TASKS TO CARRY OUT:
**a)** In the excerpted passage, who is shown in the masked nativity scene that can be bought online?
**b)** From the excerpted passage, write out the part that begins at the words "Of course the" and stops after "Fauci coloring book.", swapping in "activity book" wherever "coloring book" appears.

EXCERPTED PASSAGE:
+--

Should I really have been surprised that people would afix their names to such twaddle? But that's what narcissism does to natural human self consciousness. And so Tucker cleverly shifts seamlessly from this easy acquisition of virtue via injection to the new Global Religion of Man and its essential narcissism:
Now, for those still making the tough transition from a traditional Western religion or religion about God to this new religion, which is not about God, it's really about you and only you and more of you. And you, you, you, you, you. You can pick up a masked nativity scene online, it looks conventional, but look closely, it features Mary, Joseph and the baby Jesus, all with their faces covered as they should be, even in a manger. They're masked just like you are. In this religion of narcissism, the holiest figures look exactly like you do. That's the point.
Wow!
Of course the parallels aren't all exact. For example, is the injection a new baptism, or is it communion? Earlier Tucker had compared the injection to intravenous communion—although in his words he does hint at injection as a rite of initiation. Now Tucker observes:
And speaking of babies, you’ll want to celebrate your children's baptism by vax by purchasing a sacred text to memorialize this moment. We recommend this age-appropriate Tony Fauci coloring book.

+--

ENTRIES SHOWN:
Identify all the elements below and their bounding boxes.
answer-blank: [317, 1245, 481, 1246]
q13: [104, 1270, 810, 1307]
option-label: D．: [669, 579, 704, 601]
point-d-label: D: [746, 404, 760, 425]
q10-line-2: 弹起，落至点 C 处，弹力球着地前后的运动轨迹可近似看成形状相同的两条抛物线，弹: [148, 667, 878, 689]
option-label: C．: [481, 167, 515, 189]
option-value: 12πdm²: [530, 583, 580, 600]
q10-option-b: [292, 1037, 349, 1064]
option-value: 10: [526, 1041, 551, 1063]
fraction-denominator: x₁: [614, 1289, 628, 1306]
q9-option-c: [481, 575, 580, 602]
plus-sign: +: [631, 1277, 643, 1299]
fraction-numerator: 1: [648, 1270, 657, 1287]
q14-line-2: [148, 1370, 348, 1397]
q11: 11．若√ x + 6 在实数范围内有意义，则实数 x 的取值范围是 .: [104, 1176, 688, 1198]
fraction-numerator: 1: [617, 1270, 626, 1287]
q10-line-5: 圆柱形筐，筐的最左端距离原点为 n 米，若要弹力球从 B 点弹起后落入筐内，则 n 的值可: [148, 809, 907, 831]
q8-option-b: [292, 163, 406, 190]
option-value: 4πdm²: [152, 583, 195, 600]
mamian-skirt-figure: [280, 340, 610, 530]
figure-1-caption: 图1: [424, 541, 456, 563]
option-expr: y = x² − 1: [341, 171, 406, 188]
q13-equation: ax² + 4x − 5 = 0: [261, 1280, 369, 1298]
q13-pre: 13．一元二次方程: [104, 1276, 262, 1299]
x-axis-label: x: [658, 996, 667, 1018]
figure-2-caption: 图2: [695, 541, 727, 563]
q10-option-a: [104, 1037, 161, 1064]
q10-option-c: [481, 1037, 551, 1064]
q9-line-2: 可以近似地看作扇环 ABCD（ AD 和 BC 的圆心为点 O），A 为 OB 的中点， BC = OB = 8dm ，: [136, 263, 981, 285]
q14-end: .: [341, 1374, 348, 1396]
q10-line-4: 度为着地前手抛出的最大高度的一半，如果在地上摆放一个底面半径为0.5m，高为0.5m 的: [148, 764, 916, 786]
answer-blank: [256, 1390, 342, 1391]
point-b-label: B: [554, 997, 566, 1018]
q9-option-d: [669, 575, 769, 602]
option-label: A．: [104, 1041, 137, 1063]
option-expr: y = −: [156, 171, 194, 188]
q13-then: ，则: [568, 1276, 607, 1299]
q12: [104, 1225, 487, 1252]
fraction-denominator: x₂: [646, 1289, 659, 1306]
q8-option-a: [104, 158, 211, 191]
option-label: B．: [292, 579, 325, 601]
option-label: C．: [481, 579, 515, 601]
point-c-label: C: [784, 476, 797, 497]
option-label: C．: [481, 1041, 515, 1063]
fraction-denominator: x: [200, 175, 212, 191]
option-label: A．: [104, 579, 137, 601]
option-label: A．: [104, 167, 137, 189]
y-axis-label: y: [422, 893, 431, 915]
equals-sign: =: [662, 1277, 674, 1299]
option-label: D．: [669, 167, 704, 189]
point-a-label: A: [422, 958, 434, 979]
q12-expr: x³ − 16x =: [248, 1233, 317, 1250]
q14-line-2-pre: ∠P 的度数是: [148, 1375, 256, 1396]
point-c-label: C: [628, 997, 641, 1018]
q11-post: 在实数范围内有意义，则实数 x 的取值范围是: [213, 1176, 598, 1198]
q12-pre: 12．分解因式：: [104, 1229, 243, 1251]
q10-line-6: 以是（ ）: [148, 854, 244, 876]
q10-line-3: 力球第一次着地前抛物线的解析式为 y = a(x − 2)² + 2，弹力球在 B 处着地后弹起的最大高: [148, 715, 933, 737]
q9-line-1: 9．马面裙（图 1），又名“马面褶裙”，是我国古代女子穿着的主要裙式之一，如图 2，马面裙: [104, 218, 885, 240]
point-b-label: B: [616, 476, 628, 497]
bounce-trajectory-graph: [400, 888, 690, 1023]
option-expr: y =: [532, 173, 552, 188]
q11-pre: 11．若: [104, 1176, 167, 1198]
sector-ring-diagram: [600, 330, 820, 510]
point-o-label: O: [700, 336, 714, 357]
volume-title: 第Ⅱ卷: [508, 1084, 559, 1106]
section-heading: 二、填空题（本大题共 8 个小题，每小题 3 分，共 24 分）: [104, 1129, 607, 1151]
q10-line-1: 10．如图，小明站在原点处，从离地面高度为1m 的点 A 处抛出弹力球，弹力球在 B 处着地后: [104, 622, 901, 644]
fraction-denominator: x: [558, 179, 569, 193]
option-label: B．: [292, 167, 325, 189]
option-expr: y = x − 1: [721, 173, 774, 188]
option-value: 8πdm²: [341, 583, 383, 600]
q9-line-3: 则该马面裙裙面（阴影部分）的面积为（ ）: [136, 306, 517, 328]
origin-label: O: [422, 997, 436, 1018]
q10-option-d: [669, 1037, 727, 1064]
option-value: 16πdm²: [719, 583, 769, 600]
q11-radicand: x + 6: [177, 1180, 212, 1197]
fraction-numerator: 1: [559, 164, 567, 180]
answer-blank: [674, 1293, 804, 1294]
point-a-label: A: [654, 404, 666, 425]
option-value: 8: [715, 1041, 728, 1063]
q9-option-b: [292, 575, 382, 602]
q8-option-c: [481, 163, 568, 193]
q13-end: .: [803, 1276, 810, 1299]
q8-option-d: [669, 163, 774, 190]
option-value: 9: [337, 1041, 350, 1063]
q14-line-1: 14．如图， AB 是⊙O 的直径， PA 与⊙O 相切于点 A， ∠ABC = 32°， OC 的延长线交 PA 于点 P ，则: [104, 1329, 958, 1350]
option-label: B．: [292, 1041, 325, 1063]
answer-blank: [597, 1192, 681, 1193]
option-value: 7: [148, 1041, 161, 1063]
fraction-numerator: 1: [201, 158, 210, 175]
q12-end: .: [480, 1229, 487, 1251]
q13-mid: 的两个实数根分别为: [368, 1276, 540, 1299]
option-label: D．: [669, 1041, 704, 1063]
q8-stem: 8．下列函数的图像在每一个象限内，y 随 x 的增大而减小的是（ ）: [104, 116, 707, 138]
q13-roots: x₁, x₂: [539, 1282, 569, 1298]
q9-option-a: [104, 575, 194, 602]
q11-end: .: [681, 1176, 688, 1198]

+--

TASK ANSWERS:
**a)** Mary, Joseph and the baby Jesus, all with their faces covered.

**b)**
Of course the parallels aren't all exact. For example, is the injection a new baptism, or is it communion? Earlier Tucker had compared the injection to intravenous communion—although in his words he does hint at injection as a rite of initiation. Now Tucker observes:
And speaking of babies, you’ll want to celebrate your children's baptism by vax by purchasing a sacred text to memorialize this moment. We recommend this age-appropriate Tony Fauci activity book.